▶ Required work
Output every line below exactly.

[Dataset excerpt]

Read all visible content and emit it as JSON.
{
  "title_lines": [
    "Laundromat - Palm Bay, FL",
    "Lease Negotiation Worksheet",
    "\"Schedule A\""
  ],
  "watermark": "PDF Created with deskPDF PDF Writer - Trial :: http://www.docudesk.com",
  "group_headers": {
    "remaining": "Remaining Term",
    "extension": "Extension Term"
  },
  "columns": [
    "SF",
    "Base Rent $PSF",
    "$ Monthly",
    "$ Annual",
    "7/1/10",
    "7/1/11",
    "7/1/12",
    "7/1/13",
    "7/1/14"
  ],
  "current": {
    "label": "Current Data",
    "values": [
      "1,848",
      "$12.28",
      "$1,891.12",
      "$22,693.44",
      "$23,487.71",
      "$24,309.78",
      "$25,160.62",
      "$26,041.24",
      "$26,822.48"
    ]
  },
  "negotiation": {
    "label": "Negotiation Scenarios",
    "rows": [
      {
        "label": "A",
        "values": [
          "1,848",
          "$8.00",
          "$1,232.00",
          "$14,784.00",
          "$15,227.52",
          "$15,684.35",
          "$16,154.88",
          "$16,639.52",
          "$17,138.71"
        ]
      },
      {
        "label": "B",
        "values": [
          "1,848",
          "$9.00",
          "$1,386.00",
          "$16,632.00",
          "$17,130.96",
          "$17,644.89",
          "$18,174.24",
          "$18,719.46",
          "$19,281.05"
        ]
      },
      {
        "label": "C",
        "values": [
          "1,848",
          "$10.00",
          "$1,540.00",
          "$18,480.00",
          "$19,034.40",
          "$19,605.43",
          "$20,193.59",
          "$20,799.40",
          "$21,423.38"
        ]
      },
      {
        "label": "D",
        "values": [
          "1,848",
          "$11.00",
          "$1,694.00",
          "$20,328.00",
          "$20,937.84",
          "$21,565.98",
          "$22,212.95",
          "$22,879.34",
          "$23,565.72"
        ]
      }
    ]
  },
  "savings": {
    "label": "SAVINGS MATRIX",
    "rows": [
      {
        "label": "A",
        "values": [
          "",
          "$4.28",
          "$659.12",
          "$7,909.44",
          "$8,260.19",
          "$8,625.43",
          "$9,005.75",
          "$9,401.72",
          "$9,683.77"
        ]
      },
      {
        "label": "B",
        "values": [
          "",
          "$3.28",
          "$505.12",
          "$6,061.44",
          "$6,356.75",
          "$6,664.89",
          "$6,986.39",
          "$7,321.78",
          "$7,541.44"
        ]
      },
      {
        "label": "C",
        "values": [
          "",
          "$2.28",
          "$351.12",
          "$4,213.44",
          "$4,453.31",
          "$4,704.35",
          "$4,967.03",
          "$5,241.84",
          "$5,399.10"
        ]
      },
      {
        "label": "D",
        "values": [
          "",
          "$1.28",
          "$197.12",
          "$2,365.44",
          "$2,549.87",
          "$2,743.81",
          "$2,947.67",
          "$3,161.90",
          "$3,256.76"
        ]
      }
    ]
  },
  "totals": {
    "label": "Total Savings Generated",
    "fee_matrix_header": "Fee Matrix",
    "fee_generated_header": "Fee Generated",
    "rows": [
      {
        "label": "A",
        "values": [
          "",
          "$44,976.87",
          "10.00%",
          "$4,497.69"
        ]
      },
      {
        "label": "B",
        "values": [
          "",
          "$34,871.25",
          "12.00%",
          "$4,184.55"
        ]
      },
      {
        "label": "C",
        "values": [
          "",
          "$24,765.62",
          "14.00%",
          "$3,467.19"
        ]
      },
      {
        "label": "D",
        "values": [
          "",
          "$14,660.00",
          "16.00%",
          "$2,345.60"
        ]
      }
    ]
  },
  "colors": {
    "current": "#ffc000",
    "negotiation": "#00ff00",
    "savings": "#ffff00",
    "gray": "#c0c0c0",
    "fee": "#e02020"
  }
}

▶ Final answer
Read all visible content and emit it as JSON.
{
  "title_lines": [
    "Laundromat - Palm Bay, FL",
    "Lease Negotiation Worksheet",
    "\"Schedule A\""
  ],
  "watermark": "PDF Created with deskPDF PDF Writer - Trial :: http://www.docudesk.com",
  "group_headers": {
    "remaining": "Remaining Term",
    "extension": "Extension Term"
  },
  "columns": [
    "SF",
    "Base Rent $PSF",
    "$ Monthly",
    "$ Annual",
    "7/1/10",
    "7/1/11",
    "7/1/12",
    "7/1/13",
    "7/1/14"
  ],
  "current": {
    "label": "Current Data",
    "values": [
      "1,848",
      "$12.28",
      "$1,891.12",
      "$22,693.44",
      "$23,487.71",
      "$24,309.78",
      "$25,160.62",
      "$26,041.24",
      "$26,822.48"
    ]
  },
  "negotiation": {
    "label": "Negotiation Scenarios",
    "rows": [
      {
        "label": "A",
        "values": [
          "1,848",
          "$8.00",
          "$1,232.00",
          "$14,784.00",
          "$15,227.52",
          "$15,684.35",
          "$16,154.88",
          "$16,639.52",
          "$17,138.71"
        ]
      },
      {
        "label": "B",
        "values": [
          "1,848",
          "$9.00",
          "$1,386.00",
          "$16,632.00",
          "$17,130.96",
          "$17,644.89",
          "$18,174.24",
          "$18,719.46",
          "$19,281.05"
        ]
      },
      {
        "label": "C",
        "values": [
          "1,848",
          "$10.00",
          "$1,540.00",
          "$18,480.00",
          "$19,034.40",
          "$19,605.43",
          "$20,193.59",
          "$20,799.40",
          "$21,423.38"
        ]
      },
      {
        "label": "D",
        "values": [
          "1,848",
          "$11.00",
          "$1,694.00",
          "$20,328.00",
          "$20,937.84",
          "$21,565.98",
          "$22,212.95",
          "$22,879.34",
          "$23,565.72"
        ]
      }
    ]
  },
  "savings": {
    "label": "SAVINGS MATRIX",
    "rows": [
      {
        "label": "A",
        "values": [
          "",
          "$4.28",
          "$659.12",
          "$7,909.44",
          "$8,260.19",
          "$8,625.43",
          "$9,005.75",
          "$9,401.72",
          "$9,683.77"
        ]
      },
      {
        "label": "B",
        "values": [
          "",
          "$3.28",
          "$505.12",
          "$6,061.44",
          "$6,356.75",
          "$6,664.89",
          "$6,986.39",
          "$7,321.78",
          "$7,541.44"
        ]
      },
      {
        "label": "C",
        "values": [
          "",
          "$2.28",
          "$351.12",
          "$4,213.44",
          "$4,453.31",
          "$4,704.35",
          "$4,967.03",
          "$5,241.84",
          "$5,399.10"
        ]
      },
      {
        "label": "D",
        "values": [
          "",
          "$1.28",
          "$197.12",
          "$2,365.44",
          "$2,549.87",
          "$2,743.81",
          "$2,947.67",
          "$3,161.90",
          "$3,256.76"
        ]
      }
    ]
  },
  "totals": {
    "label": "Total Savings Generated",
    "fee_matrix_header": "Fee Matrix",
    "fee_generated_header": "Fee Generated",
    "rows": [
      {
        "label": "A",
        "values": [
          "",
          "$44,976.87",
          "10.00%",
          "$4,497.69"
        ]
      },
      {
        "label": "B",
        "values": [
          "",
          "$34,871.25",
          "12.00%",
          "$4,184.55"
        ]
      },
      {
        "label": "C",
        "values": [
          "",
          "$24,765.62",
          "14.00%",
          "$3,467.19"
        ]
      },
      {
        "label": "D",
        "values": [
          "",
          "$14,660.00",
          "16.00%",
          "$2,345.60"
        ]
      }
    ]
  },
  "colors": {
    "current": "#ffc000",
    "negotiation": "#00ff00",
    "savings": "#ffff00",
    "gray": "#c0c0c0",
    "fee": "#e02020"
  }
}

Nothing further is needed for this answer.